** Start DATASET RECORDS **
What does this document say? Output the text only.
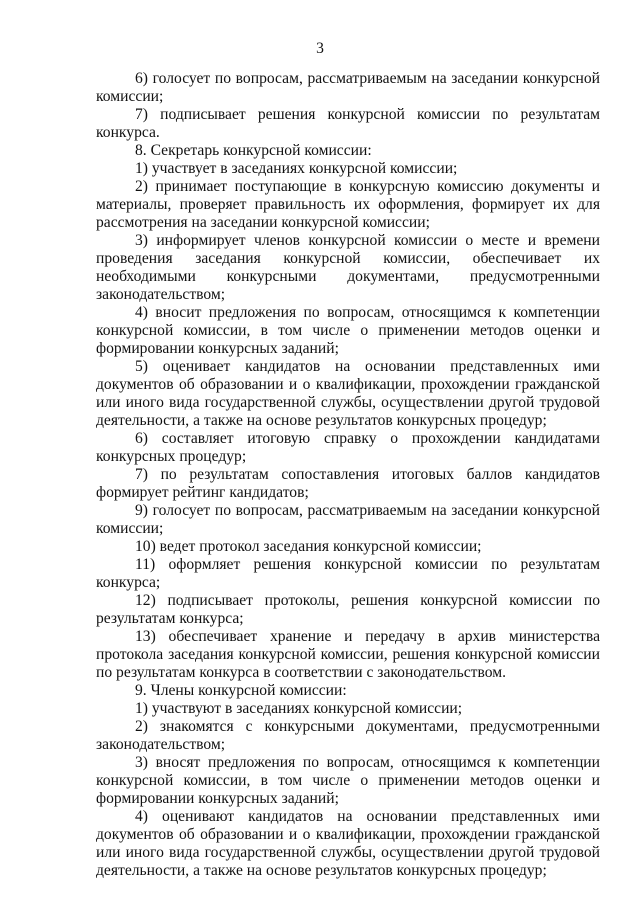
3

6) голосует по вопросам, рассматриваемым на заседании конкурсной комиссии;

7) подписывает решения конкурсной комиссии по результатам конкурса.

8. Секретарь конкурсной комиссии:

1) участвует в заседаниях конкурсной комиссии;

2) принимает поступающие в конкурсную комиссию документы и материалы, проверяет правильность их оформления, формирует их для рассмотрения на заседании конкурсной комиссии;

3) информирует членов конкурсной комиссии о месте и времени проведения заседания конкурсной комиссии, обеспечивает их необходимыми конкурсными документами, предусмотренными законодательством;

4) вносит предложения по вопросам, относящимся к компетенции конкурсной комиссии, в том числе о применении методов оценки и формировании конкурсных заданий;

5) оценивает кандидатов на основании представленных ими документов об образовании и о квалификации, прохождении гражданской или иного вида государственной службы, осуществлении другой трудовой деятельности, а также на основе результатов конкурсных процедур;

6) составляет итоговую справку о прохождении кандидатами конкурсных процедур;

7) по результатам сопоставления итоговых баллов кандидатов формирует рейтинг кандидатов;

9) голосует по вопросам, рассматриваемым на заседании конкурсной комиссии;

10) ведет протокол заседания конкурсной комиссии;

11) оформляет решения конкурсной комиссии по результатам конкурса;

12) подписывает протоколы, решения конкурсной комиссии по результатам конкурса;

13) обеспечивает хранение и передачу в архив министерства протокола заседания конкурсной комиссии, решения конкурсной комиссии по результатам конкурса в соответствии с законодательством.

9. Члены конкурсной комиссии:

1) участвуют в заседаниях конкурсной комиссии;

2) знакомятся с конкурсными документами, предусмотренными законодательством;

3) вносят предложения по вопросам, относящимся к компетенции конкурсной комиссии, в том числе о применении методов оценки и формировании конкурсных заданий;

4) оценивают кандидатов на основании представленных ими документов об образовании и о квалификации, прохождении гражданской или иного вида государственной службы, осуществлении другой трудовой деятельности, а также на основе результатов конкурсных процедур;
** End DATASET RECORDS **
(AIM OF THE TASK): Output the records above exactly as they are, leaving out the pictures.

(CORRECT OUTPUT):
What does this document say? Output the text only.
3

6) голосует по вопросам, рассматриваемым на заседании конкурсной комиссии;

7) подписывает решения конкурсной комиссии по результатам конкурса.

8. Секретарь конкурсной комиссии:

1) участвует в заседаниях конкурсной комиссии;

2) принимает поступающие в конкурсную комиссию документы и материалы, проверяет правильность их оформления, формирует их для рассмотрения на заседании конкурсной комиссии;

3) информирует членов конкурсной комиссии о месте и времени проведения заседания конкурсной комиссии, обеспечивает их необходимыми конкурсными документами, предусмотренными законодательством;

4) вносит предложения по вопросам, относящимся к компетенции конкурсной комиссии, в том числе о применении методов оценки и формировании конкурсных заданий;

5) оценивает кандидатов на основании представленных ими документов об образовании и о квалификации, прохождении гражданской или иного вида государственной службы, осуществлении другой трудовой деятельности, а также на основе результатов конкурсных процедур;

6) составляет итоговую справку о прохождении кандидатами конкурсных процедур;

7) по результатам сопоставления итоговых баллов кандидатов формирует рейтинг кандидатов;

9) голосует по вопросам, рассматриваемым на заседании конкурсной комиссии;

10) ведет протокол заседания конкурсной комиссии;

11) оформляет решения конкурсной комиссии по результатам конкурса;

12) подписывает протоколы, решения конкурсной комиссии по результатам конкурса;

13) обеспечивает хранение и передачу в архив министерства протокола заседания конкурсной комиссии, решения конкурсной комиссии по результатам конкурса в соответствии с законодательством.

9. Члены конкурсной комиссии:

1) участвуют в заседаниях конкурсной комиссии;

2) знакомятся с конкурсными документами, предусмотренными законодательством;

3) вносят предложения по вопросам, относящимся к компетенции конкурсной комиссии, в том числе о применении методов оценки и формировании конкурсных заданий;

4) оценивают кандидатов на основании представленных ими документов об образовании и о квалификации, прохождении гражданской или иного вида государственной службы, осуществлении другой трудовой деятельности, а также на основе результатов конкурсных процедур;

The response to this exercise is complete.